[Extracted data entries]
((
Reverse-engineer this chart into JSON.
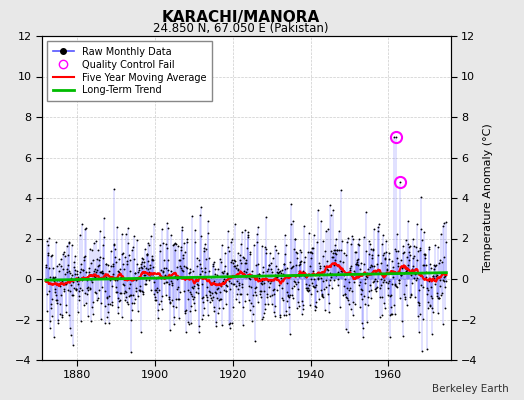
{
  "title": "KARACHI/MANORA",
  "subtitle": "24.850 N, 67.050 E (Pakistan)",
  "ylabel": "Temperature Anomaly (°C)",
  "credit": "Berkeley Earth",
  "xlim": [
    1871,
    1976
  ],
  "ylim": [
    -4,
    12
  ],
  "yticks": [
    -4,
    -2,
    0,
    2,
    4,
    6,
    8,
    10,
    12
  ],
  "xticks": [
    1880,
    1900,
    1920,
    1940,
    1960
  ],
  "start_year": 1872,
  "seed": 42,
  "n_months": 1236,
  "qc_fail_index_1": 1080,
  "qc_fail_value_1": 7.0,
  "qc_fail_index_2": 1092,
  "qc_fail_value_2": 4.8,
  "bg_color": "#e8e8e8",
  "plot_bg": "#ffffff",
  "line_color": "#5555ff",
  "dot_color": "#000000",
  "ma_color": "#ff0000",
  "trend_color": "#00bb00",
  "qc_color": "#ff00ff",
  "legend_entries": [
    "Raw Monthly Data",
    "Quality Control Fail",
    "Five Year Moving Average",
    "Long-Term Trend"
  ]
}
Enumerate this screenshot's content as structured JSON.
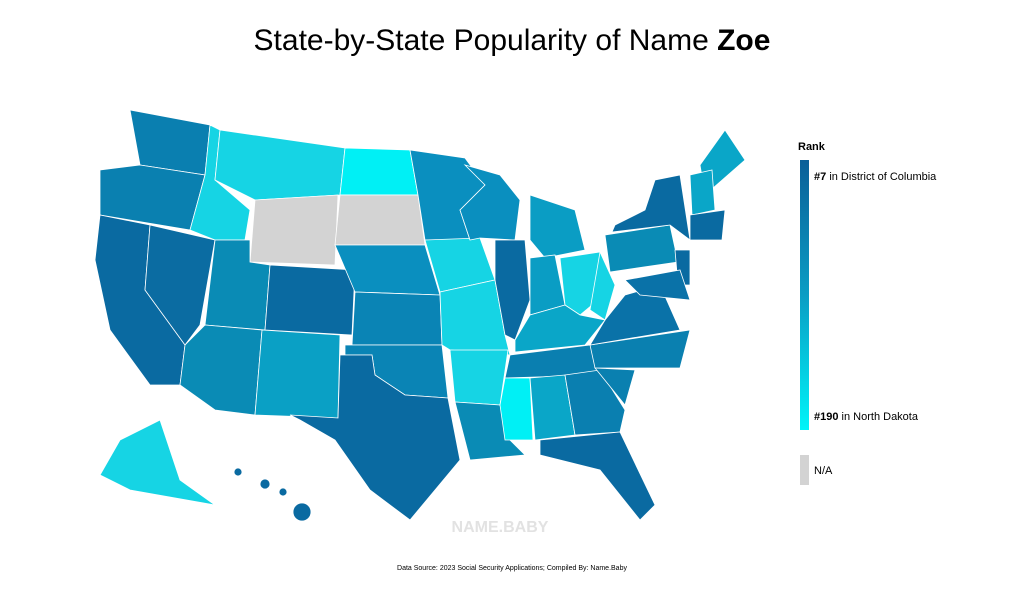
{
  "header": {
    "title_prefix": "State-by-State Popularity of Name",
    "title_name": "Zoe"
  },
  "legend": {
    "title": "Rank",
    "top": {
      "rank": "#7",
      "text": "in District of Columbia"
    },
    "bottom": {
      "rank": "#190",
      "text": "in North Dakota"
    },
    "na": "N/A"
  },
  "watermark": "NAME.BABY",
  "footer": {
    "source": "Data Source: 2023 Social Security Applications; Compiled By: Name.Baby"
  }
}
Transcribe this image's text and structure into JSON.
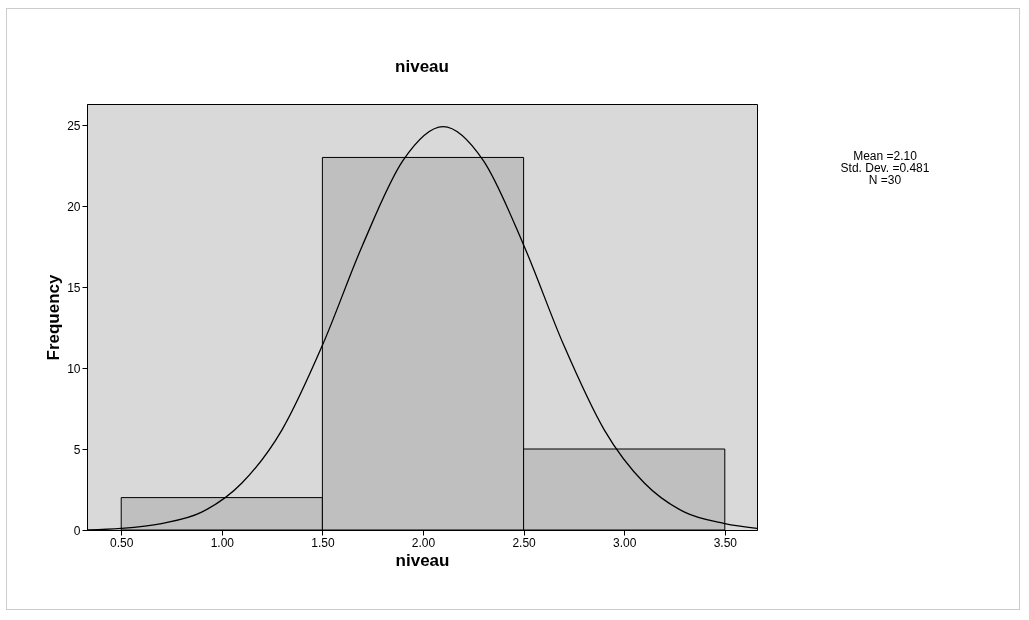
{
  "chart_data": {
    "type": "histogram",
    "title": "niveau",
    "xlabel": "niveau",
    "ylabel": "Frequency",
    "bins": [
      0.5,
      1.5,
      2.5,
      3.5
    ],
    "values": [
      2,
      23,
      5
    ],
    "color": "#bfbfbf",
    "series": [
      {
        "type": "line",
        "color": "#000000",
        "x": [
          0.33,
          0.5,
          0.7,
          0.9,
          1.1,
          1.3,
          1.5,
          1.7,
          1.9,
          2.1,
          2.3,
          2.5,
          2.7,
          2.9,
          3.1,
          3.3,
          3.5,
          3.66
        ],
        "values": [
          0.0,
          0.1,
          0.4,
          1.1,
          2.9,
          6.2,
          11.4,
          17.6,
          22.8,
          24.9,
          22.8,
          17.6,
          11.4,
          6.2,
          2.9,
          1.1,
          0.4,
          0.1
        ]
      }
    ],
    "xlim": [
      0.33,
      3.66
    ],
    "ylim": [
      0,
      26.3
    ],
    "xticks": [
      {
        "value": 0.5,
        "label": "0.50"
      },
      {
        "value": 1,
        "label": "1.00"
      },
      {
        "value": 1.5,
        "label": "1.50"
      },
      {
        "value": 2,
        "label": "2.00"
      },
      {
        "value": 2.5,
        "label": "2.50"
      },
      {
        "value": 3,
        "label": "3.00"
      },
      {
        "value": 3.5,
        "label": "3.50"
      }
    ],
    "yticks": [
      0,
      5,
      10,
      15,
      20,
      25
    ],
    "grid": false,
    "annotations": [
      "Mean =2.10",
      "Std. Dev. =0.481",
      "N =30"
    ]
  }
}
))
OBJECTIVE: Pull out each line of the listing that holds the string "this".

WRITTEN RESPONSE:
Reverse-engineer this chart into JSON.
Enumerate this screenshot's content as structured JSON.
Transcribe this image's text and structure into JSON.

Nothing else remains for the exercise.